== Challenge ==
Make a tally of the lines in the records that include the string "المائتين", and give only that number.

== Supplied material ==

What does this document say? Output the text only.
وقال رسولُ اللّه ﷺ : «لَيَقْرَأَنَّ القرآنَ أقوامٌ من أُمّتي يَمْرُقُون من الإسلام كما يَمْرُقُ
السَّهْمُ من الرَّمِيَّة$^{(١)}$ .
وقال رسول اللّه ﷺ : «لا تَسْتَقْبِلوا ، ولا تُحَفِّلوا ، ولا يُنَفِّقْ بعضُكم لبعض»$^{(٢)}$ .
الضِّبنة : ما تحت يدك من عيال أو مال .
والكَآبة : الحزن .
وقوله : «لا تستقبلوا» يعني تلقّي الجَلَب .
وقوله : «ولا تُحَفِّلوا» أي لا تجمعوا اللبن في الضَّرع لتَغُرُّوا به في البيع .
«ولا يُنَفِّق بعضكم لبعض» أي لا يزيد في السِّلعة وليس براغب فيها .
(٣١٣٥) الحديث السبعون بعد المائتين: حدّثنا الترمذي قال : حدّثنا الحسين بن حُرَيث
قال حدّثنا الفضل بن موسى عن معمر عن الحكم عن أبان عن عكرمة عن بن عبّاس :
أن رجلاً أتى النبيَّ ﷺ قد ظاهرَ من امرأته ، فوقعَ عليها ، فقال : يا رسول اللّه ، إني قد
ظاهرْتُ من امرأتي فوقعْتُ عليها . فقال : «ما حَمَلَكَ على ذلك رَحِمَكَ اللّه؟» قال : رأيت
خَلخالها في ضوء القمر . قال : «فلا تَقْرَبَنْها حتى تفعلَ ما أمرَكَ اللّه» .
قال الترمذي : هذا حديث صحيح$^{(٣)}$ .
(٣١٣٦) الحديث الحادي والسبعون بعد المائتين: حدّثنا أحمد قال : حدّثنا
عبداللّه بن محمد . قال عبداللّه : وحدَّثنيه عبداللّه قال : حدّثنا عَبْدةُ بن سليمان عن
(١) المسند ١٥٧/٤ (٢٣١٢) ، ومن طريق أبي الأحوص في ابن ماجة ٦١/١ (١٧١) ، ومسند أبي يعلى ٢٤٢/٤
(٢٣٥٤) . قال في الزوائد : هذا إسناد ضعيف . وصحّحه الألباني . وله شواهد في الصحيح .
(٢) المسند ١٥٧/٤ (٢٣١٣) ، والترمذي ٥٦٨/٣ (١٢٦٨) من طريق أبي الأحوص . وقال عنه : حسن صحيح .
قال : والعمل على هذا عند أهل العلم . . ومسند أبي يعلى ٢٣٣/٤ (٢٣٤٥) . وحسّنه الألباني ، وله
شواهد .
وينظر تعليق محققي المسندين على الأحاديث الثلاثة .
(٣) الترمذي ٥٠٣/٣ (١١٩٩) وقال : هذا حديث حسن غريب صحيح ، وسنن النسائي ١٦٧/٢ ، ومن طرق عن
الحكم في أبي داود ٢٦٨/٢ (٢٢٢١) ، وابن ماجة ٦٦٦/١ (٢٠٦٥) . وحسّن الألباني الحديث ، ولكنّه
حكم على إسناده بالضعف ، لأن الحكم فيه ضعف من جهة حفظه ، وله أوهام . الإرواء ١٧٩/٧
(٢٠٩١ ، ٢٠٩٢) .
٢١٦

== Correct result ==
2